WORK INSTRUCTIONS: Identify the line in which "Output a JSON" appears, then reproduce that line and all remaining lines of the records word for word.

Collected data
---

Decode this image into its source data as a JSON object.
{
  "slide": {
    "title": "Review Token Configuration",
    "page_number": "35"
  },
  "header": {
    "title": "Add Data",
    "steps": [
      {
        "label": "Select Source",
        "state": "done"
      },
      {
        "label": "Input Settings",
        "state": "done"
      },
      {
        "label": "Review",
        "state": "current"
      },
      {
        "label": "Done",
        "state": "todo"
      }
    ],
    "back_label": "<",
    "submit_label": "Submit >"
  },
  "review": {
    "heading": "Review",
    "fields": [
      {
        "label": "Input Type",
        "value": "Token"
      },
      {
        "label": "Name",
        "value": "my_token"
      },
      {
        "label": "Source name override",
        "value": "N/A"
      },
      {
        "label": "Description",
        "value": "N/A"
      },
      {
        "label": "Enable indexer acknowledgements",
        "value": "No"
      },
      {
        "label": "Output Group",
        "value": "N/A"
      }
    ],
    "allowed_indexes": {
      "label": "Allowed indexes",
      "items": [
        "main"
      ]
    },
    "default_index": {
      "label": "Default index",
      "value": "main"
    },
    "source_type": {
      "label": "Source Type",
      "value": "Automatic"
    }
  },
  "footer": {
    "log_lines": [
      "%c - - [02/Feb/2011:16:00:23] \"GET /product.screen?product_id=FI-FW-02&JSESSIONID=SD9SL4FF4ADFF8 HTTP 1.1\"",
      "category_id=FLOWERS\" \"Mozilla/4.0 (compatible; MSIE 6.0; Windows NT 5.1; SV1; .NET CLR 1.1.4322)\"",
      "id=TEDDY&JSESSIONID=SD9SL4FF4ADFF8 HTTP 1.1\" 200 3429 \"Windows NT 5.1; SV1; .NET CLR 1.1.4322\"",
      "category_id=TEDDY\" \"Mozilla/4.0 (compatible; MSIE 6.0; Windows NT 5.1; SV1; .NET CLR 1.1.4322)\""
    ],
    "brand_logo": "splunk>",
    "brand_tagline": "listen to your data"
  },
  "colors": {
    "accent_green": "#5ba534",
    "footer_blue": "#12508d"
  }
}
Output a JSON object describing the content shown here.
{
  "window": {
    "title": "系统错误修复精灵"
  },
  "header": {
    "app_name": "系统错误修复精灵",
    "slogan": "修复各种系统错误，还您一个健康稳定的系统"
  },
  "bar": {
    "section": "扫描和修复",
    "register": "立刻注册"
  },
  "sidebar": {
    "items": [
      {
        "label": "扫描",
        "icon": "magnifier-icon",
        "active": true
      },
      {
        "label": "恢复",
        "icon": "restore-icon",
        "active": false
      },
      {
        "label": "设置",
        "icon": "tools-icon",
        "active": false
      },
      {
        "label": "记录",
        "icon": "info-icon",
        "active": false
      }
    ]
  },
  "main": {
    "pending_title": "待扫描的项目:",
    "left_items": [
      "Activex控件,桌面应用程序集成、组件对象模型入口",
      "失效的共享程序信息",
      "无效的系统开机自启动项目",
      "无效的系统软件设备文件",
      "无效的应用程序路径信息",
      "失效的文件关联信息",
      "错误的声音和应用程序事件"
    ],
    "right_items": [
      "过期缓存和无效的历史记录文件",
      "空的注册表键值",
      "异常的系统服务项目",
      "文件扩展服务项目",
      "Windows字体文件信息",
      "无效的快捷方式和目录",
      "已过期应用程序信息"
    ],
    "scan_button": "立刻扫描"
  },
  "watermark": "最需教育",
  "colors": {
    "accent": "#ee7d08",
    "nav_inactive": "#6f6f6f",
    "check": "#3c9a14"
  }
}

---

RESULT OF THE EXERCISE:
Output a JSON object describing the content shown here.
{
  "window": {
    "title": "系统错误修复精灵"
  },
  "header": {
    "app_name": "系统错误修复精灵",
    "slogan": "修复各种系统错误，还您一个健康稳定的系统"
  },
  "bar": {
    "section": "扫描和修复",
    "register": "立刻注册"
  },
  "sidebar": {
    "items": [
      {
        "label": "扫描",
        "icon": "magnifier-icon",
        "active": true
      },
      {
        "label": "恢复",
        "icon": "restore-icon",
        "active": false
      },
      {
        "label": "设置",
        "icon": "tools-icon",
        "active": false
      },
      {
        "label": "记录",
        "icon": "info-icon",
        "active": false
      }
    ]
  },
  "main": {
    "pending_title": "待扫描的项目:",
    "left_items": [
      "Activex控件,桌面应用程序集成、组件对象模型入口",
      "失效的共享程序信息",
      "无效的系统开机自启动项目",
      "无效的系统软件设备文件",
      "无效的应用程序路径信息",
      "失效的文件关联信息",
      "错误的声音和应用程序事件"
    ],
    "right_items": [
      "过期缓存和无效的历史记录文件",
      "空的注册表键值",
      "异常的系统服务项目",
      "文件扩展服务项目",
      "Windows字体文件信息",
      "无效的快捷方式和目录",
      "已过期应用程序信息"
    ],
    "scan_button": "立刻扫描"
  },
  "watermark": "最需教育",
  "colors": {
    "accent": "#ee7d08",
    "nav_inactive": "#6f6f6f",
    "check": "#3c9a14"
  }
}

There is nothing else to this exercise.